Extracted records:
+===+

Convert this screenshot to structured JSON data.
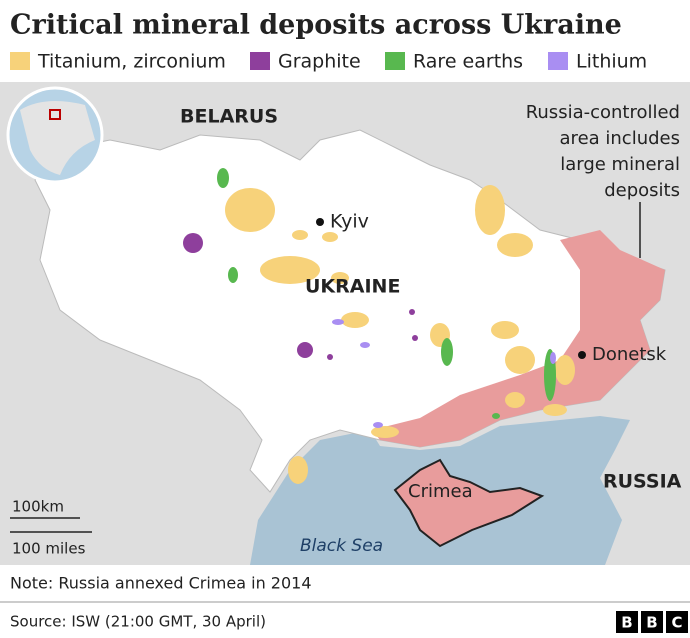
{
  "title": "Critical mineral deposits across Ukraine",
  "legend": {
    "items": [
      {
        "label": "Titanium, zirconium",
        "color": "#f7d27a"
      },
      {
        "label": "Graphite",
        "color": "#8e3f9c"
      },
      {
        "label": "Rare earths",
        "color": "#58b84f"
      },
      {
        "label": "Lithium",
        "color": "#a98ef2"
      }
    ]
  },
  "map": {
    "labels": {
      "belarus": "BELARUS",
      "ukraine": "UKRAINE",
      "russia": "RUSSIA",
      "kyiv": "Kyiv",
      "donetsk": "Donetsk",
      "crimea": "Crimea",
      "black_sea": "Black Sea"
    },
    "annotation": [
      "Russia-controlled",
      "area includes",
      "large mineral",
      "deposits"
    ],
    "scale": {
      "km": "100km",
      "miles": "100 miles"
    },
    "controlled_color": "#e89c9c"
  },
  "note": "Note: Russia annexed Crimea in 2014",
  "source": "Source: ISW (21:00 GMT, 30 April)",
  "logo": [
    "B",
    "B",
    "C"
  ]
}
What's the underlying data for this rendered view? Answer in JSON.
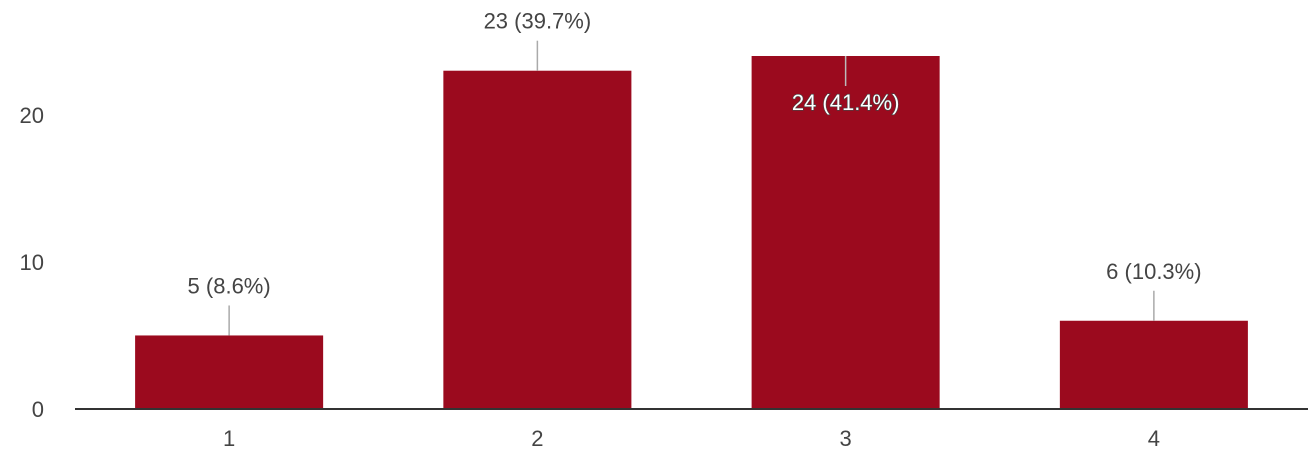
{
  "chart_data": {
    "type": "bar",
    "categories": [
      "1",
      "2",
      "3",
      "4"
    ],
    "values": [
      5,
      23,
      24,
      6
    ],
    "data_labels": [
      "5 (8.6%)",
      "23 (39.7%)",
      "24 (41.4%)",
      "6 (10.3%)"
    ],
    "yticks": [
      0,
      10,
      20
    ],
    "ylim": [
      0,
      24
    ],
    "grid": false,
    "bar_color": "#9b0a1e",
    "axis_color": "#333333",
    "leader_color": "#aaaaaa"
  }
}
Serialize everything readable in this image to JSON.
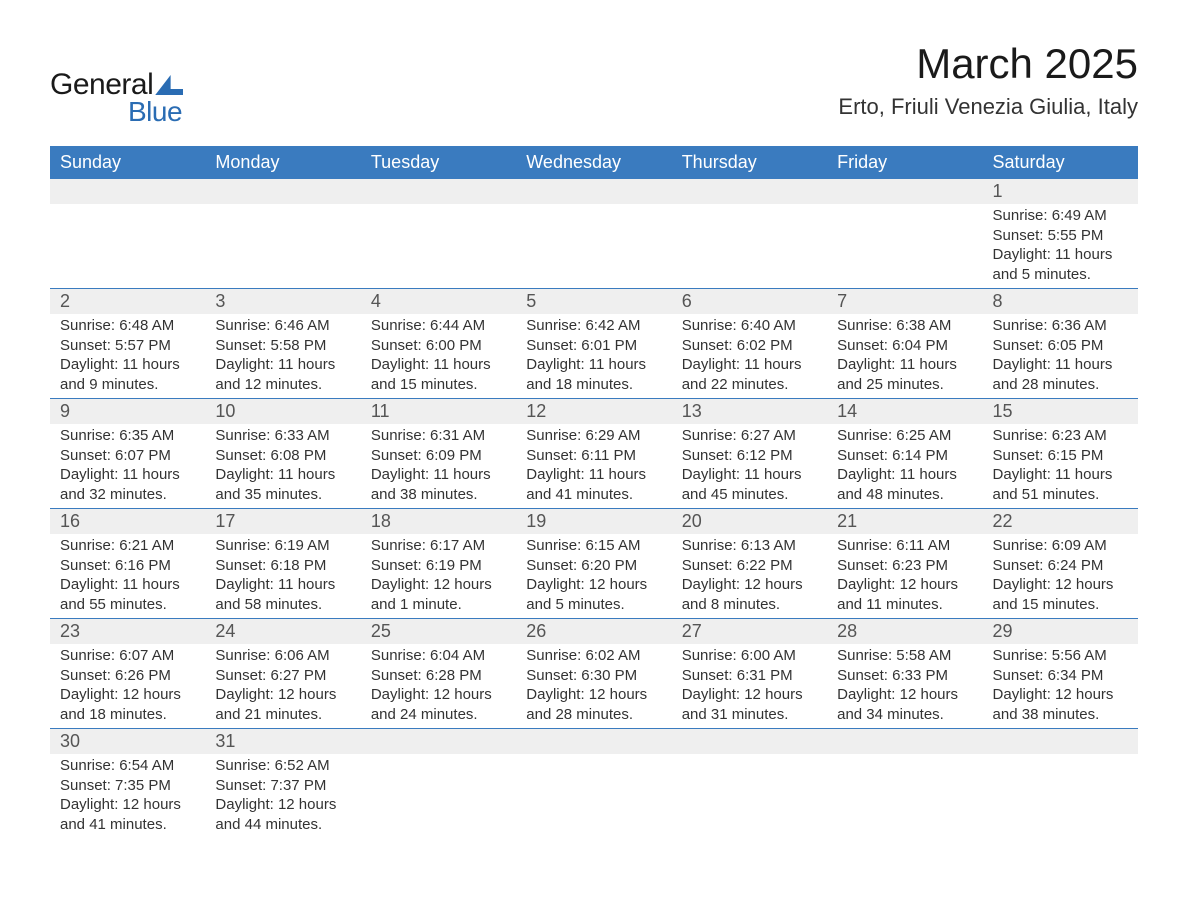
{
  "brand": {
    "word1": "General",
    "word2": "Blue",
    "accent_color": "#2a6cb3"
  },
  "title": "March 2025",
  "location": "Erto, Friuli Venezia Giulia, Italy",
  "colors": {
    "header_bg": "#3a7bbf",
    "header_text": "#ffffff",
    "daynum_bg": "#efefef",
    "row_divider": "#3a7bbf",
    "text": "#333333",
    "page_bg": "#ffffff"
  },
  "fonts": {
    "title_size_pt": 42,
    "location_size_pt": 22,
    "th_size_pt": 18,
    "daynum_size_pt": 18,
    "body_size_pt": 15
  },
  "dow": [
    "Sunday",
    "Monday",
    "Tuesday",
    "Wednesday",
    "Thursday",
    "Friday",
    "Saturday"
  ],
  "weeks": [
    [
      null,
      null,
      null,
      null,
      null,
      null,
      {
        "d": "1",
        "sunrise": "Sunrise: 6:49 AM",
        "sunset": "Sunset: 5:55 PM",
        "daylight": "Daylight: 11 hours and 5 minutes."
      }
    ],
    [
      {
        "d": "2",
        "sunrise": "Sunrise: 6:48 AM",
        "sunset": "Sunset: 5:57 PM",
        "daylight": "Daylight: 11 hours and 9 minutes."
      },
      {
        "d": "3",
        "sunrise": "Sunrise: 6:46 AM",
        "sunset": "Sunset: 5:58 PM",
        "daylight": "Daylight: 11 hours and 12 minutes."
      },
      {
        "d": "4",
        "sunrise": "Sunrise: 6:44 AM",
        "sunset": "Sunset: 6:00 PM",
        "daylight": "Daylight: 11 hours and 15 minutes."
      },
      {
        "d": "5",
        "sunrise": "Sunrise: 6:42 AM",
        "sunset": "Sunset: 6:01 PM",
        "daylight": "Daylight: 11 hours and 18 minutes."
      },
      {
        "d": "6",
        "sunrise": "Sunrise: 6:40 AM",
        "sunset": "Sunset: 6:02 PM",
        "daylight": "Daylight: 11 hours and 22 minutes."
      },
      {
        "d": "7",
        "sunrise": "Sunrise: 6:38 AM",
        "sunset": "Sunset: 6:04 PM",
        "daylight": "Daylight: 11 hours and 25 minutes."
      },
      {
        "d": "8",
        "sunrise": "Sunrise: 6:36 AM",
        "sunset": "Sunset: 6:05 PM",
        "daylight": "Daylight: 11 hours and 28 minutes."
      }
    ],
    [
      {
        "d": "9",
        "sunrise": "Sunrise: 6:35 AM",
        "sunset": "Sunset: 6:07 PM",
        "daylight": "Daylight: 11 hours and 32 minutes."
      },
      {
        "d": "10",
        "sunrise": "Sunrise: 6:33 AM",
        "sunset": "Sunset: 6:08 PM",
        "daylight": "Daylight: 11 hours and 35 minutes."
      },
      {
        "d": "11",
        "sunrise": "Sunrise: 6:31 AM",
        "sunset": "Sunset: 6:09 PM",
        "daylight": "Daylight: 11 hours and 38 minutes."
      },
      {
        "d": "12",
        "sunrise": "Sunrise: 6:29 AM",
        "sunset": "Sunset: 6:11 PM",
        "daylight": "Daylight: 11 hours and 41 minutes."
      },
      {
        "d": "13",
        "sunrise": "Sunrise: 6:27 AM",
        "sunset": "Sunset: 6:12 PM",
        "daylight": "Daylight: 11 hours and 45 minutes."
      },
      {
        "d": "14",
        "sunrise": "Sunrise: 6:25 AM",
        "sunset": "Sunset: 6:14 PM",
        "daylight": "Daylight: 11 hours and 48 minutes."
      },
      {
        "d": "15",
        "sunrise": "Sunrise: 6:23 AM",
        "sunset": "Sunset: 6:15 PM",
        "daylight": "Daylight: 11 hours and 51 minutes."
      }
    ],
    [
      {
        "d": "16",
        "sunrise": "Sunrise: 6:21 AM",
        "sunset": "Sunset: 6:16 PM",
        "daylight": "Daylight: 11 hours and 55 minutes."
      },
      {
        "d": "17",
        "sunrise": "Sunrise: 6:19 AM",
        "sunset": "Sunset: 6:18 PM",
        "daylight": "Daylight: 11 hours and 58 minutes."
      },
      {
        "d": "18",
        "sunrise": "Sunrise: 6:17 AM",
        "sunset": "Sunset: 6:19 PM",
        "daylight": "Daylight: 12 hours and 1 minute."
      },
      {
        "d": "19",
        "sunrise": "Sunrise: 6:15 AM",
        "sunset": "Sunset: 6:20 PM",
        "daylight": "Daylight: 12 hours and 5 minutes."
      },
      {
        "d": "20",
        "sunrise": "Sunrise: 6:13 AM",
        "sunset": "Sunset: 6:22 PM",
        "daylight": "Daylight: 12 hours and 8 minutes."
      },
      {
        "d": "21",
        "sunrise": "Sunrise: 6:11 AM",
        "sunset": "Sunset: 6:23 PM",
        "daylight": "Daylight: 12 hours and 11 minutes."
      },
      {
        "d": "22",
        "sunrise": "Sunrise: 6:09 AM",
        "sunset": "Sunset: 6:24 PM",
        "daylight": "Daylight: 12 hours and 15 minutes."
      }
    ],
    [
      {
        "d": "23",
        "sunrise": "Sunrise: 6:07 AM",
        "sunset": "Sunset: 6:26 PM",
        "daylight": "Daylight: 12 hours and 18 minutes."
      },
      {
        "d": "24",
        "sunrise": "Sunrise: 6:06 AM",
        "sunset": "Sunset: 6:27 PM",
        "daylight": "Daylight: 12 hours and 21 minutes."
      },
      {
        "d": "25",
        "sunrise": "Sunrise: 6:04 AM",
        "sunset": "Sunset: 6:28 PM",
        "daylight": "Daylight: 12 hours and 24 minutes."
      },
      {
        "d": "26",
        "sunrise": "Sunrise: 6:02 AM",
        "sunset": "Sunset: 6:30 PM",
        "daylight": "Daylight: 12 hours and 28 minutes."
      },
      {
        "d": "27",
        "sunrise": "Sunrise: 6:00 AM",
        "sunset": "Sunset: 6:31 PM",
        "daylight": "Daylight: 12 hours and 31 minutes."
      },
      {
        "d": "28",
        "sunrise": "Sunrise: 5:58 AM",
        "sunset": "Sunset: 6:33 PM",
        "daylight": "Daylight: 12 hours and 34 minutes."
      },
      {
        "d": "29",
        "sunrise": "Sunrise: 5:56 AM",
        "sunset": "Sunset: 6:34 PM",
        "daylight": "Daylight: 12 hours and 38 minutes."
      }
    ],
    [
      {
        "d": "30",
        "sunrise": "Sunrise: 6:54 AM",
        "sunset": "Sunset: 7:35 PM",
        "daylight": "Daylight: 12 hours and 41 minutes."
      },
      {
        "d": "31",
        "sunrise": "Sunrise: 6:52 AM",
        "sunset": "Sunset: 7:37 PM",
        "daylight": "Daylight: 12 hours and 44 minutes."
      },
      null,
      null,
      null,
      null,
      null
    ]
  ]
}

+===+

*INSTRUCTIONS TO FOLLOW*.
Count how many lines contain "mineral" and give only that count.

*SOLUTION FOR THIS PROBLEM*.
2